Task:
Where a line contains the string "marker", copy that line.

Data excerpts:

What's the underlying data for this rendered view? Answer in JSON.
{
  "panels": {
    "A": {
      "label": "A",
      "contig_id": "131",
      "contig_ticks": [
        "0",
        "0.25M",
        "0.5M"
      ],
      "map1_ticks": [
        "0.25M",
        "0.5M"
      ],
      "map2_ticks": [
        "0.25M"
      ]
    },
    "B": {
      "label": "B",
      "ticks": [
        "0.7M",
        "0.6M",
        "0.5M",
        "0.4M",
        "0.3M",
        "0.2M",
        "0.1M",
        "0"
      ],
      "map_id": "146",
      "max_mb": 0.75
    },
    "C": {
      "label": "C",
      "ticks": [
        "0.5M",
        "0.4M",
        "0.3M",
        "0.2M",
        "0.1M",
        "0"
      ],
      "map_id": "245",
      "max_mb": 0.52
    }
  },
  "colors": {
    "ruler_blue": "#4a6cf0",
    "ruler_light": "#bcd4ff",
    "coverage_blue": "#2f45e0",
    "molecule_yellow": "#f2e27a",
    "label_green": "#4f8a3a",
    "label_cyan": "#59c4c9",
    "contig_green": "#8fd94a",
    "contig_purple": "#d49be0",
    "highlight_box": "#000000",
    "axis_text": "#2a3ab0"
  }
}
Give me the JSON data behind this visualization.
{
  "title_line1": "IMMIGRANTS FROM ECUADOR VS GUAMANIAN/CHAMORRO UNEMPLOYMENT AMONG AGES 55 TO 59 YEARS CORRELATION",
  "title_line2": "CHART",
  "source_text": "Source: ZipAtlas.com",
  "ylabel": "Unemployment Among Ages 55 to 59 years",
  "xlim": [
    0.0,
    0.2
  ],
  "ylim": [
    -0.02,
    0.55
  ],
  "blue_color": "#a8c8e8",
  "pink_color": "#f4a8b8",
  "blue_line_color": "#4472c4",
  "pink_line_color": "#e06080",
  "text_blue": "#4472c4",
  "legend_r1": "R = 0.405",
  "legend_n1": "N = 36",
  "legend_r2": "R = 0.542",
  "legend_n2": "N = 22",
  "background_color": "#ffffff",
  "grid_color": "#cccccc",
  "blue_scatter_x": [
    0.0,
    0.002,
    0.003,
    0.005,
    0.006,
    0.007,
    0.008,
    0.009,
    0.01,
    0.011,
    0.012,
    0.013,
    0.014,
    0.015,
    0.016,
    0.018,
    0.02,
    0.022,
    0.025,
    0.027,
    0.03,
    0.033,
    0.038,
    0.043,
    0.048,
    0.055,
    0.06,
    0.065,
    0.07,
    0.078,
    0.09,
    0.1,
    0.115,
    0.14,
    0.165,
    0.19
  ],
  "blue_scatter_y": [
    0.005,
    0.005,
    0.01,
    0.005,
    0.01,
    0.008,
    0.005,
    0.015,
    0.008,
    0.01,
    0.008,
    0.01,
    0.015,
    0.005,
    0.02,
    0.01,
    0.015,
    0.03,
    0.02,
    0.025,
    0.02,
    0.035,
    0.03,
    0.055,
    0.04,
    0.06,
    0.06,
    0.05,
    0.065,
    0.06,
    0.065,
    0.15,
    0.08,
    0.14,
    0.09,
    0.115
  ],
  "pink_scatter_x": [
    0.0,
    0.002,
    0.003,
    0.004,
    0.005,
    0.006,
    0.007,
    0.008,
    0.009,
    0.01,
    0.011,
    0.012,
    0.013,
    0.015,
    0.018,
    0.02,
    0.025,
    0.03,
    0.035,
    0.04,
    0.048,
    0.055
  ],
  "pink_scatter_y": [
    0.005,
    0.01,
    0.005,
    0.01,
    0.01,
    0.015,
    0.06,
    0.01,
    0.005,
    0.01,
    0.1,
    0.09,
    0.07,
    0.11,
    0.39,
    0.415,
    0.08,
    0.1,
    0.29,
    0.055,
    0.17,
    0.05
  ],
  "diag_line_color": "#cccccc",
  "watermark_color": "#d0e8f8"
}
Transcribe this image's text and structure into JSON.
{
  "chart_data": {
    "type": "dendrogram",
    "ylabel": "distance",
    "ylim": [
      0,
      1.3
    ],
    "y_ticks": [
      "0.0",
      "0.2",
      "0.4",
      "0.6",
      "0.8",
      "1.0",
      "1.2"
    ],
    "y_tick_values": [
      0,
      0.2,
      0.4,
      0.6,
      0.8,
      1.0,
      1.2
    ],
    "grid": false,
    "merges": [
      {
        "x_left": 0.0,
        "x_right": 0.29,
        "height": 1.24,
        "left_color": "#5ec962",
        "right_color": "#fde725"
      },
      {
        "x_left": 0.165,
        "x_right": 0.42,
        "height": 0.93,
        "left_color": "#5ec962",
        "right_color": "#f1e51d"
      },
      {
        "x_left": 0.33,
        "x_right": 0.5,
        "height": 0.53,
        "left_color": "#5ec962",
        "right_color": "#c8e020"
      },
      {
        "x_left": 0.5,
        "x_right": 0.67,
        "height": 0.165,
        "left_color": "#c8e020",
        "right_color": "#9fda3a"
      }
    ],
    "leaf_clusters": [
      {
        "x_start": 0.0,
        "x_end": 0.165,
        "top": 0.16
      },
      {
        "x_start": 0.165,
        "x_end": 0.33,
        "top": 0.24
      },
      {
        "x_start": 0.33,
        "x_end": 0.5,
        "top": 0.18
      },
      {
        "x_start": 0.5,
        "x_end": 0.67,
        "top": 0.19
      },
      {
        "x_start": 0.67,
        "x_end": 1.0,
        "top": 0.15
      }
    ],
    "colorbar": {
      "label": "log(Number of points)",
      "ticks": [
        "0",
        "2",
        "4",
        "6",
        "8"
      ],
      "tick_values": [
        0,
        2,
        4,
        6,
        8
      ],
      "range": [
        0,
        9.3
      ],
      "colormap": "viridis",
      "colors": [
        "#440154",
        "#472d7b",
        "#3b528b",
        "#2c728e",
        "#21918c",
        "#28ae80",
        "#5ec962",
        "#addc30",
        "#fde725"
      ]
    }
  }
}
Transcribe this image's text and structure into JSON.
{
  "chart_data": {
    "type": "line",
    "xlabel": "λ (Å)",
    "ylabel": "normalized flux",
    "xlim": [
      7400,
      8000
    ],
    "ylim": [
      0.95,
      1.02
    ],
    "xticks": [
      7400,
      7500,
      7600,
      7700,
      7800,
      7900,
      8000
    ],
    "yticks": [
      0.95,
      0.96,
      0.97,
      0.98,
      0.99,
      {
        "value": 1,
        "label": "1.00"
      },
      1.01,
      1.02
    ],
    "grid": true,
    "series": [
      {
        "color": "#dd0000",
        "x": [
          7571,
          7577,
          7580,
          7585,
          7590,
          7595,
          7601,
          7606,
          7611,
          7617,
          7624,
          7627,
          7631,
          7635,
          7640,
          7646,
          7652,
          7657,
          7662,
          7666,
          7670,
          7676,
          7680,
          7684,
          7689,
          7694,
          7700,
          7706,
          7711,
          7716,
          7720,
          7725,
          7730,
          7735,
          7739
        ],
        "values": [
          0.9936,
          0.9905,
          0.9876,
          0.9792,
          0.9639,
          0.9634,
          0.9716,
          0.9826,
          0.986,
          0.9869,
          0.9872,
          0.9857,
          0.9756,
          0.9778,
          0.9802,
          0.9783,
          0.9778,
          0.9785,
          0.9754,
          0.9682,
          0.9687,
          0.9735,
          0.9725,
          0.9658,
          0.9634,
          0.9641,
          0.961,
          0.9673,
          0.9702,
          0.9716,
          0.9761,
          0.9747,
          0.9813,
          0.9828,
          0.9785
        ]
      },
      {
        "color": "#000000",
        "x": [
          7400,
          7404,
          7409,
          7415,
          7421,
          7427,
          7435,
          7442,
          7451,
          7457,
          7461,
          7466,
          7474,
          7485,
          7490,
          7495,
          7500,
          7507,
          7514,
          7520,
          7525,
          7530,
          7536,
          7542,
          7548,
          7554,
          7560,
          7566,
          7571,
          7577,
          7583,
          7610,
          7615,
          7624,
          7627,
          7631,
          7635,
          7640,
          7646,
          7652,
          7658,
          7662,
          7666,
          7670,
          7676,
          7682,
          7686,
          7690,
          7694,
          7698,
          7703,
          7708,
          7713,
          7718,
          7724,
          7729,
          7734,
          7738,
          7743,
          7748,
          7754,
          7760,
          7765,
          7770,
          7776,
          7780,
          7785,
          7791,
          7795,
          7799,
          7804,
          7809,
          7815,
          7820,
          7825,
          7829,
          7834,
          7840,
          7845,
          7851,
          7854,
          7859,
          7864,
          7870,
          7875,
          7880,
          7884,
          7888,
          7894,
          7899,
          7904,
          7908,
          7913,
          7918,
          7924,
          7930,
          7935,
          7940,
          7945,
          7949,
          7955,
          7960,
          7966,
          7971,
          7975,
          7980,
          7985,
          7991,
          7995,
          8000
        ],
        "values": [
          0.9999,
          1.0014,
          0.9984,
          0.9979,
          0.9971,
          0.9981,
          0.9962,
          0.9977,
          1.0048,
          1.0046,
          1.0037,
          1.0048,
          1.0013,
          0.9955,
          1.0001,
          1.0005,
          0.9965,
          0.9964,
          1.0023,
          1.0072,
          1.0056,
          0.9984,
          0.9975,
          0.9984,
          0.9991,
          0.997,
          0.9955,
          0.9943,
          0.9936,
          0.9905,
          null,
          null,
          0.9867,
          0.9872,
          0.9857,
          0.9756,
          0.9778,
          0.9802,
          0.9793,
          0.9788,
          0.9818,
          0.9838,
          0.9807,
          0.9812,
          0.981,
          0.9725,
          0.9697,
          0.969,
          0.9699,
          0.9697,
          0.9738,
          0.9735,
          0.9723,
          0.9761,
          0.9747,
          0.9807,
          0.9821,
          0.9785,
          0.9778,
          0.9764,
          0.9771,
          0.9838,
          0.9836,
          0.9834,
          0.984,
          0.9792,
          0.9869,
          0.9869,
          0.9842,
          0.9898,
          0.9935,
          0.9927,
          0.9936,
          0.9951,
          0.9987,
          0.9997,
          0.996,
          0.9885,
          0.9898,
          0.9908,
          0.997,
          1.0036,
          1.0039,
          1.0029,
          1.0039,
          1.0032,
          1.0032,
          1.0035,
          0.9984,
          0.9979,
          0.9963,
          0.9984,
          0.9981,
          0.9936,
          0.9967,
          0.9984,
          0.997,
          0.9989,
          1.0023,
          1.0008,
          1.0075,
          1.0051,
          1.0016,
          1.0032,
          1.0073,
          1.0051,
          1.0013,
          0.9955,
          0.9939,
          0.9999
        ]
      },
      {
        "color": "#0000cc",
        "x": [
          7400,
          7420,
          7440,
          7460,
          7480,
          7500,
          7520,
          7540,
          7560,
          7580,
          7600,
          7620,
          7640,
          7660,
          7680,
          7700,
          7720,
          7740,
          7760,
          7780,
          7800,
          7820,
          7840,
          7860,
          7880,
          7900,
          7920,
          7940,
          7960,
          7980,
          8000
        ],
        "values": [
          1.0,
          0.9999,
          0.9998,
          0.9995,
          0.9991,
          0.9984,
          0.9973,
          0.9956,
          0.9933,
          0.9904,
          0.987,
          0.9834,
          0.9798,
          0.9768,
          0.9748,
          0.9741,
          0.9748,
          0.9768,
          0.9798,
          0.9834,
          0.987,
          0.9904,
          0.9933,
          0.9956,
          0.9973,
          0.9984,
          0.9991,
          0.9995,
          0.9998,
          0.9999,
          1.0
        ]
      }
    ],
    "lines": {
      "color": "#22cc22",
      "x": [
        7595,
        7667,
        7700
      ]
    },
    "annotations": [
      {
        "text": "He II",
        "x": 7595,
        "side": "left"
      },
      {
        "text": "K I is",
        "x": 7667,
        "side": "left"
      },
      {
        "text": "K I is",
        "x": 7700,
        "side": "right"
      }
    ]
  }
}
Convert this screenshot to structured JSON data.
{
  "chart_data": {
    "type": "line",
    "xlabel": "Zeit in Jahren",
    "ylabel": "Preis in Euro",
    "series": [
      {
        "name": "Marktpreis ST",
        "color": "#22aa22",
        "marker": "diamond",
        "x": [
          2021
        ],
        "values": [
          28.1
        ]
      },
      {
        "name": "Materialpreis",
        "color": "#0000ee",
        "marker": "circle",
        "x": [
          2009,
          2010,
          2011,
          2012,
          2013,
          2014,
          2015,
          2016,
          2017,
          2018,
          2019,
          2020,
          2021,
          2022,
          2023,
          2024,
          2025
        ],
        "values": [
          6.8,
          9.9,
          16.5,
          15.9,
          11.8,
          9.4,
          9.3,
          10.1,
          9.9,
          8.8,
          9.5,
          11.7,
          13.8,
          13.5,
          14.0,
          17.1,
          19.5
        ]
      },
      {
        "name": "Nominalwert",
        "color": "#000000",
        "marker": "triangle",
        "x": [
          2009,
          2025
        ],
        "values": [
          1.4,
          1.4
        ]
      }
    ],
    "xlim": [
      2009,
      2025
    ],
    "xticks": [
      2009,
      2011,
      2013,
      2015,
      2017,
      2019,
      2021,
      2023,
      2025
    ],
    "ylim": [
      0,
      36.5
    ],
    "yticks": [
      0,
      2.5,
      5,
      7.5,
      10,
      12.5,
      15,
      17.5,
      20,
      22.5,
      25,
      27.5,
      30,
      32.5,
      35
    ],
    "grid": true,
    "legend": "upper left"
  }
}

Expected output:
        "marker": "diamond",
        "marker": "circle",
        "marker": "triangle",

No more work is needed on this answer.